- WRITTEN EXERCISE -
In the entries below, find the lines with the word "Undang" and copy them.

- DATA EXTRACT -
━━━━━━━━━━━━━━━━

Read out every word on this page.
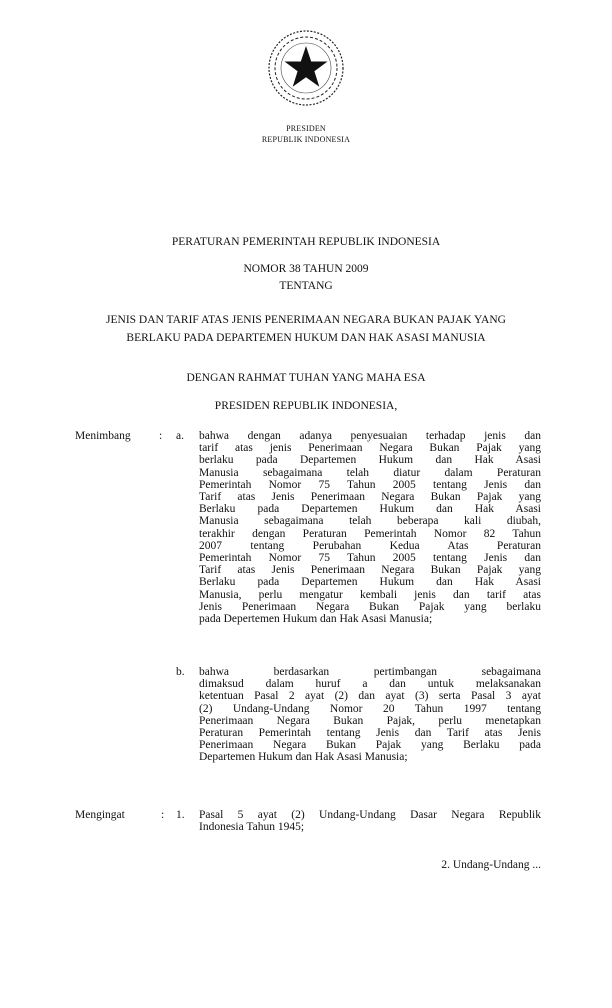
PRESIDEN
REPUBLIK INDONESIA
PERATURAN PEMERINTAH REPUBLIK INDONESIA
NOMOR 38 TAHUN 2009
TENTANG
JENIS DAN TARIF ATAS JENIS PENERIMAAN NEGARA BUKAN PAJAK YANG
BERLAKU PADA DEPARTEMEN HUKUM DAN HAK ASASI MANUSIA
DENGAN RAHMAT TUHAN YANG MAHA ESA
PRESIDEN REPUBLIK INDONESIA,
Menimbang : a. bahwa dengan adanya penyesuaian terhadap jenis dan
tarif atas jenis Penerimaan Negara Bukan Pajak yang
berlaku pada Departemen Hukum dan Hak Asasi
Manusia sebagaimana telah diatur dalam Peraturan
Pemerintah Nomor 75 Tahun 2005 tentang Jenis dan
Tarif atas Jenis Penerimaan Negara Bukan Pajak yang
Berlaku pada Departemen Hukum dan Hak Asasi
Manusia sebagaimana telah beberapa kali diubah,
terakhir dengan Peraturan Pemerintah Nomor 82 Tahun
2007 tentang Perubahan Kedua Atas Peraturan
Pemerintah Nomor 75 Tahun 2005 tentang Jenis dan
Tarif atas Jenis Penerimaan Negara Bukan Pajak yang
Berlaku pada Departemen Hukum dan Hak Asasi
Manusia, perlu mengatur kembali jenis dan tarif atas
Jenis Penerimaan Negara Bukan Pajak yang berlaku
pada Depertemen Hukum dan Hak Asasi Manusia;
b. bahwa berdasarkan pertimbangan sebagaimana
dimaksud dalam huruf a dan untuk melaksanakan
ketentuan Pasal 2 ayat (2) dan ayat (3) serta Pasal 3 ayat
(2) Undang-Undang Nomor 20 Tahun 1997 tentang
Penerimaan Negara Bukan Pajak, perlu menetapkan
Peraturan Pemerintah tentang Jenis dan Tarif atas Jenis
Penerimaan Negara Bukan Pajak yang Berlaku pada
Departemen Hukum dan Hak Asasi Manusia;
Mengingat	: 1. Pasal 5 ayat (2) Undang-Undang Dasar Negara Republik
Indonesia Tahun 1945;
2. Undang-Undang ...
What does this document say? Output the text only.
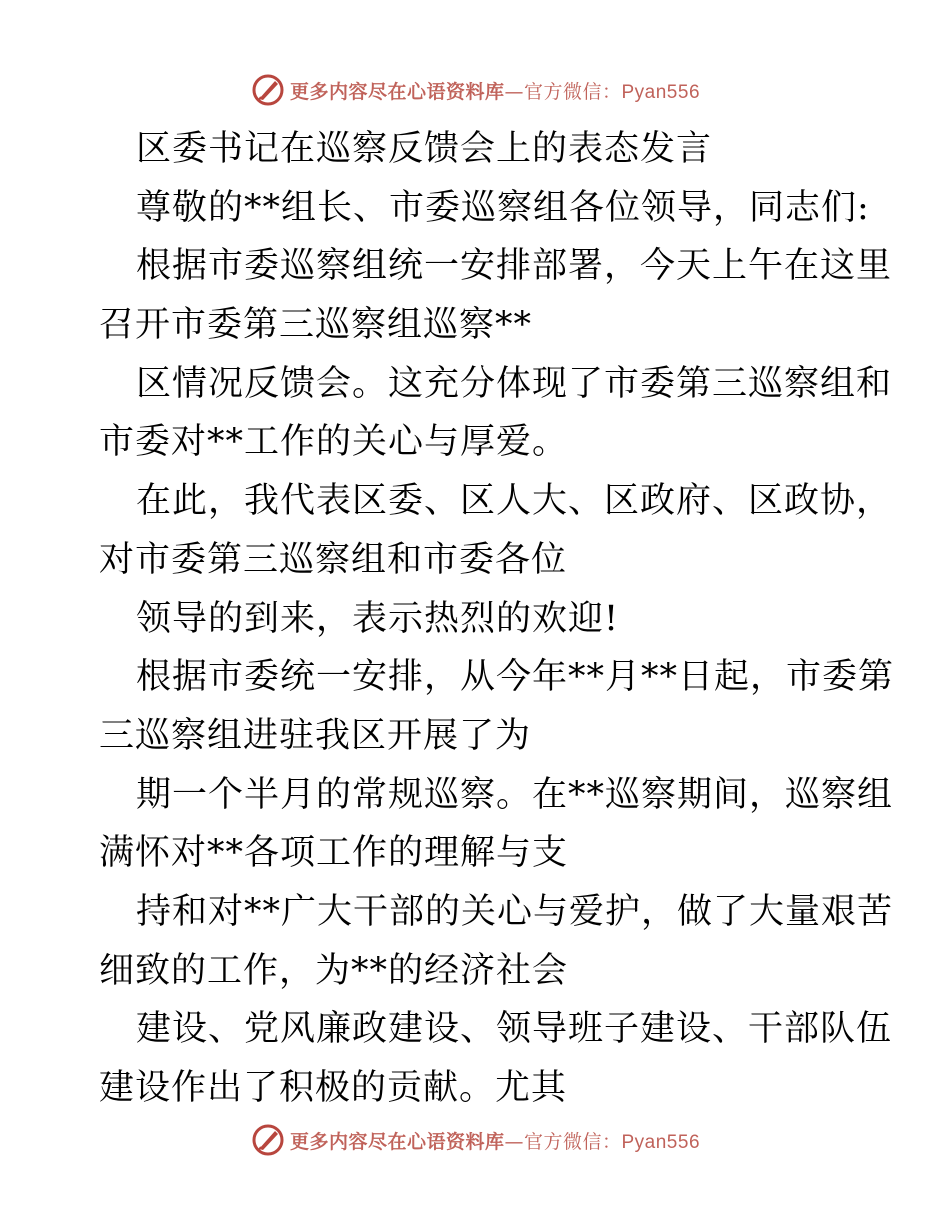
更多内容尽在心语资料库—官方微信：Pyan556
区委书记在巡察反馈会上的表态发言
尊敬的**组长、市委巡察组各位领导，同志们:
根据市委巡察组统一安排部署，今天上午在这里
召开市委第三巡察组巡察**
区情况反馈会。这充分体现了市委第三巡察组和
市委对**工作的关心与厚爱。
在此，我代表区委、区人大、区政府、区政协，
对市委第三巡察组和市委各位
领导的到来，表示热烈的欢迎!
根据市委统一安排，从今年**月**日起，市委第
三巡察组进驻我区开展了为
期一个半月的常规巡察。在**巡察期间，巡察组
满怀对**各项工作的理解与支
持和对**广大干部的关心与爱护，做了大量艰苦
细致的工作，为**的经济社会
建设、党风廉政建设、领导班子建设、干部队伍
建设作出了积极的贡献。尤其
更多内容尽在心语资料库—官方微信：Pyan556
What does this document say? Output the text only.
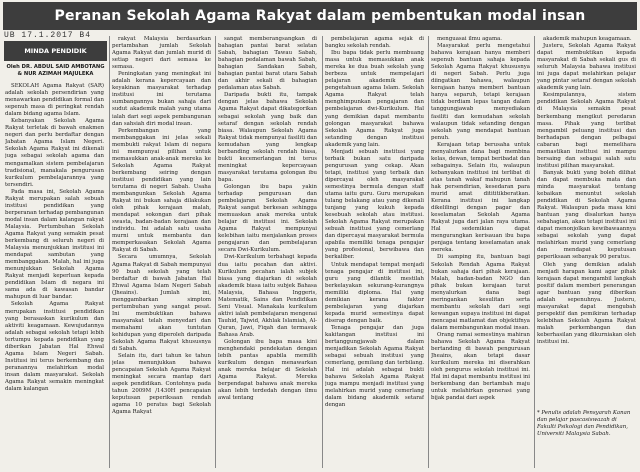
Peranan Sekolah Agama Rakyat dalam pembentukan modal insan
UB 17.1.2017 B4
MINDA PENDIDIK
Oleh DR. ABDUL SAID AMBOTANG & NUR AZIMAH MAJULEKA

SEKOLAH Agama Rakyat (SAR) adalah sekolah persendirian yang menawarkan pendidikan formal dan sepenuh masa di peringkat rendah dalam bidang agama Islam.

Kebanyakan Sekolah Agama Rakyat terletak di bawah enakmen negeri dan perlu berdaftar dengan Jabatan Agama Islam Negeri. Sekolah Agama Rakyat ini dikenali juga sebagai sekolah agama dan mengamalkan sistem pembelajaran tradisional, manakala pengurusan kurikulum pembelajarannya yang tersendiri.

Pada masa ini, Sekolah Agama Rakyat merupakan salah sebuah institusi pendidikan yang berperanan terhadap pembangunan modal insan dalam kalangan rakyat Malaysia. Pertumbuhan Sekolah Agama Rakyat yang semakin pesat berkembang di seluruh negeri di Malaysia menunjukkan institusi ini mendapat sambutan yang membanggakan. Malah, hal ini juga menunjukkan Sekolah Agama Rakyat menjadi keperluan kepada pendidikan Islam di negara ini sama ada di kawasan bandar mahupun di luar bandar.

Sekolah Agama Rakyat merupakan institusi pendidikan yang berasaskan kurikulum dan aktiviti keagamaan. Kewujudannya adalah sebagai sekolah tetapi lebih tertumpu kepada pendidikan yang diberikan Jabatan Hal Ehwal Agama Islam Negeri Sabah. Institusi ini terus berkembang dan peranannya melahirkan modal insan dalam masyarakat. Sekolah Agama Rakyat semakin meningkat dalam kalangan

rakyat Malaysia berdasarkan pertambahan jumlah Sekolah Agama Rakyat dan jumlah murid di setiap negeri dari semasa ke semasa.

Peningkatan yang meningkat ini adalah kerana kepercayaan dan keyakinan masyarakat terhadap institusi ini terutama sumbangannya bukan sahaja dari sudut akademik malah yang utama ialah dari segi aspek pembangunan dan sahsiah diri modal insan.

Perkembangan yang membanggakan ini jelas sekali membukti rakyat Islam di negara ini mempunyai pilihan untuk memasukkan anak-anak mereka ke Sekolah Agama Rakyat berkembang seiring dengan institusi pendidikan yang lain terutama di negeri Sabah. Usaha membangunkan Sekolah Agama Rakyat ini bukan sahaja dilakukan oleh pihak kerajaan malah, mendapat sokongan dari pihak swasta, badan-badan kerajaan dan individu. Ini adalah satu usaha murni untuk membantu dan memperkasakan Sekolah Agama Rakyat di Sabah.

Secara umumnya, Sekolah Agama Rakyat di Sabah mempunyai 90 buah sekolah yang telah berdaftar di bawah Jabatan Hal Ehwal Agama Islam Negeri Sabah (Jheains). Jumlah ini, menggambarkan simptom pertumbuhan yang sangat pesat. Ini membuktikan bahawa masyarakat telah menyedari dan memahami akan tuntutan kehidupan yang diperoleh daripada Sekolah Agama Rakyat khususnya di Sabah.

Selain itu, dari tahun ke tahun jelas menunjukkan bahawa pencapaian Sekolah Agama Rakyat meningkat secara mantap dari aspek pendidikan. Contohnya pada tahun 2009M /1430H pencapaian keputusan peperiksaan rendah agama 10 peratus bagi Sekolah Agama Rakyat

sangat memberangsangkan di bahagian pantai barat selatan Sabah, bahagian Tawau Sabah, bahagian pedalaman bawah Sabah, bahagian Sandakan Sabah, bahagian pantai barat utara Sabah dan akhir sekali di bahagian pedalaman atas Sabah.

Daripada bukti itu, tampak dengan jelas bahawa Sekolah Agama Rakyat dapat dikategorikan sebagai sekolah yang baik dan setaraf dengan sekolah rendah biasa. Walaupun Sekolah Agama Rakyat tidak mempunyai fasiliti dan kemudahan yang lengkap berbanding sekolah rendah biasa, bukti kecemerlangan ini terus meningkat kepercayaan masyarakat terutama golongan ibu bapa.

Golongan ibu bapa yakin terhadap pengurusan dan pembelajaran Sekolah Agama Rakyat sangat berkesan sehingga memuaskan anak mereka untuk belajar di institusi ini. Sekolah Agama Rakyat mempunyai kelebihan iaitu menjalankan proses pengajaran dan pembelajaran secara Dwi-Kurikulum.

Dwi-Kurikulum terbahagi kepada dua iaitu pecahan dan aktivi. Kurikulum pecahan ialah subjek biasa yang diajarkan di sekolah akademik biasa iaitu subjek Bahasa Malaysia, Bahasa Inggeris, Matematik, Sains dan Pendidikan Seni Visual. Manakala kurikulum aktivi ialah pembelajaran mengenai Tauhid, Tajwid, Akhlak Islamiah, Al-Quran, Jawi, Fiqah dan termasuk Bahasa Arab.

Golongan ibu bapa masa kini menghendaki pendekatan dengan lebih pantas apabila memilih kurikulum dengan menawarkan anak mereka belajar di Sekolah Agama Rakyat. Mereka berpendapat bahawa anak mereka akan lebih terdedah dengan ilmu awal tentang

pembelajaran agama sejak di bangku sekolah rendah.

Ibu bapa tidak perlu membuang masa untuk memasukkan anak mereka ke dua buah sekolah yang berbeza untuk mempelajari pelajaran akademik dan pengetahuan agama Islam. Sekolah Agama Rakyat telah menghimpunkan pengajaran dan pembelajaran dwi-Kurikulum. Hal yang demikian dapat membantu golongan masyarakat bahawa Sekolah Agama Rakyat juga setanding dengan institusi akademik yang lain.

Menjadi sebuah institusi yang terbaik bukan satu daripada pengurusan yang cekap. Akan tetapi, institusi yang terbaik dan dipercayai oleh masyarakat semestinya bermula dengan staff utama iaitu guru. Guru merupakan tulang belakang atau yang dikenali tunjang yang kukuh kepada kesebuah sekolah atau institusi. Sekolah Agama Rakyat merupakan sebuah institusi yang cemerlang dan dipercayai masyarakat bermula apabila memiliki tenaga pengajar yang profesional, berwibawa dan berkaliber.

Untuk mendapat tempat menjadi tenaga pengajar di institusi ini, guru yang dilantik mestilah berkelayakan sekurang-kurangnya memiliki diploma. Hal yang demikian kerana faktor pembelajaran yang diajarkan kepada murid semestinya dapat diserap dengan baik.

Tenaga pengajar dan juga kakitangan institusi ini bertanggungjawab dalam menjadikan Sekolah Agama Rakyat sebagai sebuah institusi yang cemerlang, gemilang dan terbilang. Hal ini adalah sebagai bukti bahawa Sekolah Agama Rakyat juga mampu menjadi institusi yang melahirkan murid yang cemerlang dalam bidang akademik setaraf dengan

menguasai ilmu agama.

Masyarakat perlu mengetahui bahawa kerajaan hanya memberi sepenuh bantuan sahaja kepada Sekolah Agama Rakyat khususnya di negeri Sabah. Perlu juga diingatkan bahawa, walaupun kerajaan hanya memberi bantuan hanya separuh, tetapi kerajaan tidak berdiam lepas tangan dalam tanggungjawab menyediakan fasiliti dan kemudahan sekolah walaupun tidak setanding dengan sekolah yang mendapat bantuan penuh.

Kerajaan tetap berusaha untuk menyalurkan dana bagi membina kelas, dewan, tempat beribadat dan sebagainya. Selain itu, walaupun kebanyakan institusi ini terlibat di atas tanah wakaf mahupun tanah hak persendirian, kesedaran para murid amat ditititikberatkan. Kerana institusi ini langkap dikelilingi dengan pagar dan keselamatan Sekolah Agama Rakyat juga dari jalan raya utama. Hal sedemikian dapat mengurangkan kerisauan ibu bapa penjaga tentang keselamatan anak mereka.

Di samping itu, bantuan bagi Sekolah Rendah Agama Rakyat bukan sahaja dari pihak kerajaan. Malah, badan-badan NGO dan pihak bukan kerajaan turut menyalurkan dana bagi meringankan kesulitan serta membantu sekolah dari segi kewangan supaya institusi ini dapat mencapai matlamat dan objektifnya dalam membangunkan modal insan.

Orang ramai semestinya mahiran bahawa Sekolah Agama Rakyat bertanding di bawah pengurusan Jheains, akan tetapi dasar kurikulum mereka ini diserahkan oleh pengurus sekolah institusi ini. Hal ini dapat membantu institusi ini berkembang dan bertambah maju untuk melahirkan generasi yang bijak pandai dari aspek

akademik mahupun keagamaan.

Justeru, Sekolah Agama Rakyat dapat membuktikan kepada masyarakat di Sabah sekali gus di seluruh Malaysia bahawa institusi ini juga dapat melahirkan pelajar yang pintar setaraf dengan sekolah akademik yang lain.

Kesimpulannya, sistem pendidikan Sekolah Agama Rakyat di Malaysia semakin pesat berkembang mengikut peredaran masa. Pihak yang terlibat mengambil peluang institusi dan berhadapan dengan pelbagai cabaran bagi memelihara memastikan institusi ini mampu bersaing dan sebagai salah satu institusi pilihan masyarakat.

Banyak bukti yang boleh dilihat dan dapat membuka mata dan minda masyarakat tentang kebaikan menuntut sekolah pendidikan di Sekolah Agama Rakyat. Walaupun pada masa kini bantuan yang disalurkan hanya sebahagian, akan tetapi institusi ini dapat menonjolkan kewibawaannya sebagai sekolah yang dapat melahirkan murid yang cemerlang dan mendapat keputusan peperiksaan sebanyak 90 peratus.

Oleh yang demikian adalah menjadi harapan kami agar pihak kerajaan dapat mengambil langkah positif dalam memberi penerangan agar bantuan yang diberikan adalah sepenuhnya. Justeru, masyarakat dapat mengubah perspektif dan pemikiran terhadap kelebihan Sekolah Agama Rakyat malah perkembangan dan keberhasilan yang dikurniakan oleh institusi ini.

* Penulis adalah Pensyarah Kanan dan pelajar pascasiswazah di Fakulti Psikologi dan Pendidikan, Universiti Malaysia Sabah.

━━━━━━━━━━━━━━━━

- OUTPUT FOR THIS EXERCISE -
(2) Undang-Undang Nomor 20 Tahun 1997 tentang
Mengingat	: 1. Pasal 5 ayat (2) Undang-Undang Dasar Negara Republik
2. Undang-Undang ...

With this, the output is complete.